> **Directions for this task**
Write the material out again, line by line, exactly as it is.

> **Task input**
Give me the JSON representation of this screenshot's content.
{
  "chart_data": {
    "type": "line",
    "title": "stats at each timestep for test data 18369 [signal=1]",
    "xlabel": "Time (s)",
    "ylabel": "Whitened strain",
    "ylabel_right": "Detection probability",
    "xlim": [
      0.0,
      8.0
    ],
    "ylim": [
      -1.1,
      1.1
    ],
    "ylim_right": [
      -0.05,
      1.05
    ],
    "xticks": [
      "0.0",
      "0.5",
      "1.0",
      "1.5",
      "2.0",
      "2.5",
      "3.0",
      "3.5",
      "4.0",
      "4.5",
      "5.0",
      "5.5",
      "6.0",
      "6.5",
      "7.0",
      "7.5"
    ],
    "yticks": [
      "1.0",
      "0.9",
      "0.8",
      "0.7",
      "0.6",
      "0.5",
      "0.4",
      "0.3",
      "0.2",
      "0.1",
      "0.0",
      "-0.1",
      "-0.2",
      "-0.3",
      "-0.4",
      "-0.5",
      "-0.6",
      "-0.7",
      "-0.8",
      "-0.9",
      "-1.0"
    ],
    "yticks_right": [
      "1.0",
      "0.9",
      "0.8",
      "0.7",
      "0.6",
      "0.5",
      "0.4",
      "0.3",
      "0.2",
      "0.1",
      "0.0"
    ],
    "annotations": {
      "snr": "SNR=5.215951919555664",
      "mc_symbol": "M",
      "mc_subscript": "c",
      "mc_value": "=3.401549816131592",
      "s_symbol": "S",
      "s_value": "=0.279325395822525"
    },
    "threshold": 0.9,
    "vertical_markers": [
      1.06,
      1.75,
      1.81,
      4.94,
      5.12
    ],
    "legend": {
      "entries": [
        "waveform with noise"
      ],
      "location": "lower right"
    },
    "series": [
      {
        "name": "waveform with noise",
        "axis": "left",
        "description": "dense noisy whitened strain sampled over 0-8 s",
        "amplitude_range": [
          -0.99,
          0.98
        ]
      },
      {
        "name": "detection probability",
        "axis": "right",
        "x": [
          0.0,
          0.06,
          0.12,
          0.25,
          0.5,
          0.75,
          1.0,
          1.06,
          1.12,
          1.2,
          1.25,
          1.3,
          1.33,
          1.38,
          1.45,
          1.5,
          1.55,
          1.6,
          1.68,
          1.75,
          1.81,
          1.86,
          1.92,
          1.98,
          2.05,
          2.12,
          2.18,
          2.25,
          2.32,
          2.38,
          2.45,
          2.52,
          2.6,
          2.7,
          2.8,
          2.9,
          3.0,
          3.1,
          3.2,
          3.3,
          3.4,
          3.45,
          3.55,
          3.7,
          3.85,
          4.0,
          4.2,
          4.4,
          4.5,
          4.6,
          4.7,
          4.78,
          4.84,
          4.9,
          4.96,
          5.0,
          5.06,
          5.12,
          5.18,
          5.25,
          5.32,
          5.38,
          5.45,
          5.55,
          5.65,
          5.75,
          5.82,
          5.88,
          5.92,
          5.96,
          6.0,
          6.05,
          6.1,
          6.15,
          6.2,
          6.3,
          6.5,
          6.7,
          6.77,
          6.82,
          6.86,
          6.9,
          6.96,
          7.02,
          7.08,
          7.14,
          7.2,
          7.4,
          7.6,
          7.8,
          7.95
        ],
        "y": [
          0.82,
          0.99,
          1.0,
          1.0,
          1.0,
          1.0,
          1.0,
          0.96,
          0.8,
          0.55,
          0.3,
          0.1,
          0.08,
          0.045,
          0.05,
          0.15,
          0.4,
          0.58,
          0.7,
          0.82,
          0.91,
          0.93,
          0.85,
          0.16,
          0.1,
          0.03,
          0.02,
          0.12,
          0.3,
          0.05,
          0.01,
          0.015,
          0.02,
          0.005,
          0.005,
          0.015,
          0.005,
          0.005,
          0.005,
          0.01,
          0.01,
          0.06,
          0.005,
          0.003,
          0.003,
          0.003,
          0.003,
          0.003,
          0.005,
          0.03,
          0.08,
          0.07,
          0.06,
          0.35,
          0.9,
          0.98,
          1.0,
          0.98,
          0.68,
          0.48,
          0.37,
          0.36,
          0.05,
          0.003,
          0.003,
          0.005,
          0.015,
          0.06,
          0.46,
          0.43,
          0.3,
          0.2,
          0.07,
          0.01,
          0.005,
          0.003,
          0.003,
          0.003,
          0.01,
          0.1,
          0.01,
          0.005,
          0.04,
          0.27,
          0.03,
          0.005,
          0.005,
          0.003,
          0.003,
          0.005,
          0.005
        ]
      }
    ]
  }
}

> **Correct result**
Give me the JSON representation of this screenshot's content.
{
  "chart_data": {
    "type": "line",
    "title": "stats at each timestep for test data 18369 [signal=1]",
    "xlabel": "Time (s)",
    "ylabel": "Whitened strain",
    "ylabel_right": "Detection probability",
    "xlim": [
      0.0,
      8.0
    ],
    "ylim": [
      -1.1,
      1.1
    ],
    "ylim_right": [
      -0.05,
      1.05
    ],
    "xticks": [
      "0.0",
      "0.5",
      "1.0",
      "1.5",
      "2.0",
      "2.5",
      "3.0",
      "3.5",
      "4.0",
      "4.5",
      "5.0",
      "5.5",
      "6.0",
      "6.5",
      "7.0",
      "7.5"
    ],
    "yticks": [
      "1.0",
      "0.9",
      "0.8",
      "0.7",
      "0.6",
      "0.5",
      "0.4",
      "0.3",
      "0.2",
      "0.1",
      "0.0",
      "-0.1",
      "-0.2",
      "-0.3",
      "-0.4",
      "-0.5",
      "-0.6",
      "-0.7",
      "-0.8",
      "-0.9",
      "-1.0"
    ],
    "yticks_right": [
      "1.0",
      "0.9",
      "0.8",
      "0.7",
      "0.6",
      "0.5",
      "0.4",
      "0.3",
      "0.2",
      "0.1",
      "0.0"
    ],
    "annotations": {
      "snr": "SNR=5.215951919555664",
      "mc_symbol": "M",
      "mc_subscript": "c",
      "mc_value": "=3.401549816131592",
      "s_symbol": "S",
      "s_value": "=0.279325395822525"
    },
    "threshold": 0.9,
    "vertical_markers": [
      1.06,
      1.75,
      1.81,
      4.94,
      5.12
    ],
    "legend": {
      "entries": [
        "waveform with noise"
      ],
      "location": "lower right"
    },
    "series": [
      {
        "name": "waveform with noise",
        "axis": "left",
        "description": "dense noisy whitened strain sampled over 0-8 s",
        "amplitude_range": [
          -0.99,
          0.98
        ]
      },
      {
        "name": "detection probability",
        "axis": "right",
        "x": [
          0.0,
          0.06,
          0.12,
          0.25,
          0.5,
          0.75,
          1.0,
          1.06,
          1.12,
          1.2,
          1.25,
          1.3,
          1.33,
          1.38,
          1.45,
          1.5,
          1.55,
          1.6,
          1.68,
          1.75,
          1.81,
          1.86,
          1.92,
          1.98,
          2.05,
          2.12,
          2.18,
          2.25,
          2.32,
          2.38,
          2.45,
          2.52,
          2.6,
          2.7,
          2.8,
          2.9,
          3.0,
          3.1,
          3.2,
          3.3,
          3.4,
          3.45,
          3.55,
          3.7,
          3.85,
          4.0,
          4.2,
          4.4,
          4.5,
          4.6,
          4.7,
          4.78,
          4.84,
          4.9,
          4.96,
          5.0,
          5.06,
          5.12,
          5.18,
          5.25,
          5.32,
          5.38,
          5.45,
          5.55,
          5.65,
          5.75,
          5.82,
          5.88,
          5.92,
          5.96,
          6.0,
          6.05,
          6.1,
          6.15,
          6.2,
          6.3,
          6.5,
          6.7,
          6.77,
          6.82,
          6.86,
          6.9,
          6.96,
          7.02,
          7.08,
          7.14,
          7.2,
          7.4,
          7.6,
          7.8,
          7.95
        ],
        "y": [
          0.82,
          0.99,
          1.0,
          1.0,
          1.0,
          1.0,
          1.0,
          0.96,
          0.8,
          0.55,
          0.3,
          0.1,
          0.08,
          0.045,
          0.05,
          0.15,
          0.4,
          0.58,
          0.7,
          0.82,
          0.91,
          0.93,
          0.85,
          0.16,
          0.1,
          0.03,
          0.02,
          0.12,
          0.3,
          0.05,
          0.01,
          0.015,
          0.02,
          0.005,
          0.005,
          0.015,
          0.005,
          0.005,
          0.005,
          0.01,
          0.01,
          0.06,
          0.005,
          0.003,
          0.003,
          0.003,
          0.003,
          0.003,
          0.005,
          0.03,
          0.08,
          0.07,
          0.06,
          0.35,
          0.9,
          0.98,
          1.0,
          0.98,
          0.68,
          0.48,
          0.37,
          0.36,
          0.05,
          0.003,
          0.003,
          0.005,
          0.015,
          0.06,
          0.46,
          0.43,
          0.3,
          0.2,
          0.07,
          0.01,
          0.005,
          0.003,
          0.003,
          0.003,
          0.01,
          0.1,
          0.01,
          0.005,
          0.04,
          0.27,
          0.03,
          0.005,
          0.005,
          0.003,
          0.003,
          0.005,
          0.005
        ]
      }
    ]
  }
}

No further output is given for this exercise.